--- Problem statement ---
Report every line below that holds the word "output".
- - -
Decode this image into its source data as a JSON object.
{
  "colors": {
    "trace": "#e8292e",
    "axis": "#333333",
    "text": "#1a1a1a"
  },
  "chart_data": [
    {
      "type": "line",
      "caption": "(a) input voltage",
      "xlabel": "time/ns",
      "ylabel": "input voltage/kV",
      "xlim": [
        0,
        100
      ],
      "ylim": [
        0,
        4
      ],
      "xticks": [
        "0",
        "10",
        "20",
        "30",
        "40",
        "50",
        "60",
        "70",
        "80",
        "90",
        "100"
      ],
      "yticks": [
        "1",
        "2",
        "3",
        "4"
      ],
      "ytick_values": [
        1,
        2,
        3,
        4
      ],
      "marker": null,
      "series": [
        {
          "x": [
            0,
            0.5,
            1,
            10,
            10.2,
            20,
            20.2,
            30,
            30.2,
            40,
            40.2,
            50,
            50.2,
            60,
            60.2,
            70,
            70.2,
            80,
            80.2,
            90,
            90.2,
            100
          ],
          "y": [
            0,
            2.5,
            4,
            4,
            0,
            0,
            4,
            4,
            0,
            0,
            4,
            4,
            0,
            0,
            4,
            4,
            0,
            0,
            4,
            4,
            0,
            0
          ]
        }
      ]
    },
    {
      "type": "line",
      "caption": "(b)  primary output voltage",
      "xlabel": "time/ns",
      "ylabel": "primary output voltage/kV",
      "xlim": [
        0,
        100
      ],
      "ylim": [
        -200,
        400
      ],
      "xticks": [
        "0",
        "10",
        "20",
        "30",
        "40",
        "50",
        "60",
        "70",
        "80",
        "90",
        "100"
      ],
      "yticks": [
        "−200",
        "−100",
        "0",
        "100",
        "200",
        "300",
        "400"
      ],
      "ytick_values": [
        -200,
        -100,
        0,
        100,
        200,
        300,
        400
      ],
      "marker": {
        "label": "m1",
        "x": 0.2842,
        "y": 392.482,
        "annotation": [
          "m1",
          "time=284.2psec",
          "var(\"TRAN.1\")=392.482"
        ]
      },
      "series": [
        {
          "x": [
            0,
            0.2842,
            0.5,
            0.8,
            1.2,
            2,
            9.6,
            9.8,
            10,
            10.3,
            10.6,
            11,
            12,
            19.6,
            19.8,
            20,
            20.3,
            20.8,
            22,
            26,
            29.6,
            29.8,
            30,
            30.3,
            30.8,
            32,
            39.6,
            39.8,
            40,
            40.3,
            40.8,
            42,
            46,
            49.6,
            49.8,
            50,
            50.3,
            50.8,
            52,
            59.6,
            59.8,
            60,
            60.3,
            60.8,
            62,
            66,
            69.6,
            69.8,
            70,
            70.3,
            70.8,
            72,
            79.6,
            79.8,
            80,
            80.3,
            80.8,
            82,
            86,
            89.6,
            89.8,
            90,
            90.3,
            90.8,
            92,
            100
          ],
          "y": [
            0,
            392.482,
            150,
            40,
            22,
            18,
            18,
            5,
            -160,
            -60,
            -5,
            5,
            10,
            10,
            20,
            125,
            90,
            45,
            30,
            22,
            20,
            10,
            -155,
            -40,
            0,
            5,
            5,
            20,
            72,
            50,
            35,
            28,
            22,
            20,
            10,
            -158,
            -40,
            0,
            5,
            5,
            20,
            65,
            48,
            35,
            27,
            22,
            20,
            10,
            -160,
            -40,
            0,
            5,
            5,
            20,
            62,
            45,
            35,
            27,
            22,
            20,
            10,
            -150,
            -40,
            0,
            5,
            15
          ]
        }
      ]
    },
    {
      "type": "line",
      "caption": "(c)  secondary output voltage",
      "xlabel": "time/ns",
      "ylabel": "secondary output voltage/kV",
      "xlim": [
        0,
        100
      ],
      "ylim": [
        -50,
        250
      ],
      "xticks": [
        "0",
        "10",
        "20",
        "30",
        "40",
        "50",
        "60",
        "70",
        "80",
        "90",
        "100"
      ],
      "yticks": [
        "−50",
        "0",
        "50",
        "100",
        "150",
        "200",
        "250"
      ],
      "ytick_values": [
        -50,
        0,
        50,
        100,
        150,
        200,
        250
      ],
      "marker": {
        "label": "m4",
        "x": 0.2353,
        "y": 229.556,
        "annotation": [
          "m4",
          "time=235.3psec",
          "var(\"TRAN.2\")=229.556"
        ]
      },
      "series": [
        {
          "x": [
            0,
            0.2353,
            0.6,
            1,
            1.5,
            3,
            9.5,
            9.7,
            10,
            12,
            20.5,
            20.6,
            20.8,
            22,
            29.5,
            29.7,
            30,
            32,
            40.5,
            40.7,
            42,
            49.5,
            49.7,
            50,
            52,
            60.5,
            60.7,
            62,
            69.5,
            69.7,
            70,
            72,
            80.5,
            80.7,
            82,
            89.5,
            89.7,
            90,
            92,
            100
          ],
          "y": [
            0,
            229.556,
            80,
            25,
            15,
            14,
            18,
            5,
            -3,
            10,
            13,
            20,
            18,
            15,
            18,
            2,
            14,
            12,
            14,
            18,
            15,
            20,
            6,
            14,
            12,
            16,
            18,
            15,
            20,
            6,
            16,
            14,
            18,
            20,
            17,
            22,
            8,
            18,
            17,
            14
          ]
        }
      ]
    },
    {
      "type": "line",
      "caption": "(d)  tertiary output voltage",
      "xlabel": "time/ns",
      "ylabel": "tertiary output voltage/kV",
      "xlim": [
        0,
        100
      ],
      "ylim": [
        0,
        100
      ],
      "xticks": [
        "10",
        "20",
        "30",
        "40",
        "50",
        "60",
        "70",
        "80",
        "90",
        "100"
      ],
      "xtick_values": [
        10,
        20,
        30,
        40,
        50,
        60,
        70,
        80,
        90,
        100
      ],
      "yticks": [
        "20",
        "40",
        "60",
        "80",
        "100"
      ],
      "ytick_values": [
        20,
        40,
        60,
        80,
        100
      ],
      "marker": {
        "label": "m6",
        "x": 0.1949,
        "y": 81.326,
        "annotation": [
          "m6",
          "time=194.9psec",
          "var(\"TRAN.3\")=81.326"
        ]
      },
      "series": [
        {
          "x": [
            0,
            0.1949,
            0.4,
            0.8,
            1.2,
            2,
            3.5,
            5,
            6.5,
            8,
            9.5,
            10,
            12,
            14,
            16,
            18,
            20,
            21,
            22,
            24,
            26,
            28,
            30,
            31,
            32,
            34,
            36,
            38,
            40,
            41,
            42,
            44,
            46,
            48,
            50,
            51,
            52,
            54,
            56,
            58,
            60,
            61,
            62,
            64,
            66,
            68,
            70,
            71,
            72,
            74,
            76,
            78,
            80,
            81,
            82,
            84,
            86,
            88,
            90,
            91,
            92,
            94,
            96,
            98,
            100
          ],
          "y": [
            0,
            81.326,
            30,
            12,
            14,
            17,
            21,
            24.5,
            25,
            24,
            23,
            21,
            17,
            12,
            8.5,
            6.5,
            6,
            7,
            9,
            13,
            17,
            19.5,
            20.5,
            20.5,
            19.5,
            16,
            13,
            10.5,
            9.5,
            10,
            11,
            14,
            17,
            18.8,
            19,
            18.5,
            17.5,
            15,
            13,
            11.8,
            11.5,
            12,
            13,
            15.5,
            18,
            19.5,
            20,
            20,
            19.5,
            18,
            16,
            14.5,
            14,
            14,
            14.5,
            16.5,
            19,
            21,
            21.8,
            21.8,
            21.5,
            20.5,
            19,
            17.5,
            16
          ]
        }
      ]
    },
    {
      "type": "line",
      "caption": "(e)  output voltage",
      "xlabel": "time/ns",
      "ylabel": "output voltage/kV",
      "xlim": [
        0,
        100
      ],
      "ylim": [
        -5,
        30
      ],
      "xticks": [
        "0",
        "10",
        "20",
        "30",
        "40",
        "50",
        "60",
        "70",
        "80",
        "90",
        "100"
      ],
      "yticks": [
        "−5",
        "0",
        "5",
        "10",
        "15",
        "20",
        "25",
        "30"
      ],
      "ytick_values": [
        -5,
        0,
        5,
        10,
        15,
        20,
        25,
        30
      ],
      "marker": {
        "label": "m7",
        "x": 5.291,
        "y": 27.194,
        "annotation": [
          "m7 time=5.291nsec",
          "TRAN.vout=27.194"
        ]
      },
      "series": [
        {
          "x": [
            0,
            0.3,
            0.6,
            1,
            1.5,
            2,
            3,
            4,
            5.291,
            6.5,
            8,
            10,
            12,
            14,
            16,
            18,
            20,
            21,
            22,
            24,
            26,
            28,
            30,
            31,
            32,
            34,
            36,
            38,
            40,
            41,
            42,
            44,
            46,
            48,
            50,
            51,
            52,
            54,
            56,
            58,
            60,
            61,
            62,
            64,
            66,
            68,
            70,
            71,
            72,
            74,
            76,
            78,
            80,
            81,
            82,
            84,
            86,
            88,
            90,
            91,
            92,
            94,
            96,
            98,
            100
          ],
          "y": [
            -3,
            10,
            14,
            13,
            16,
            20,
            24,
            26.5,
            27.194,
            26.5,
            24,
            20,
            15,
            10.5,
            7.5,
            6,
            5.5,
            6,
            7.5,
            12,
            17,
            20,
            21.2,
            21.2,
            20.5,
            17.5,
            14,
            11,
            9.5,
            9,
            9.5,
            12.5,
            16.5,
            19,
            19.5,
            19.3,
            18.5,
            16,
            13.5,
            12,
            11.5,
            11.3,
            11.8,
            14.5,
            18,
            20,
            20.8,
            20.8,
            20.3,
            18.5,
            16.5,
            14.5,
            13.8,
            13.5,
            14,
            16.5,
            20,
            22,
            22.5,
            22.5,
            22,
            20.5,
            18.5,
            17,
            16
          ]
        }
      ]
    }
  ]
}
- - -
--- Task solution ---
      "caption": "(b)  primary output voltage",
      "ylabel": "primary output voltage/kV",
      "caption": "(c)  secondary output voltage",
      "ylabel": "secondary output voltage/kV",
      "caption": "(d)  tertiary output voltage",
      "ylabel": "tertiary output voltage/kV",
      "caption": "(e)  output voltage",
      "ylabel": "output voltage/kV",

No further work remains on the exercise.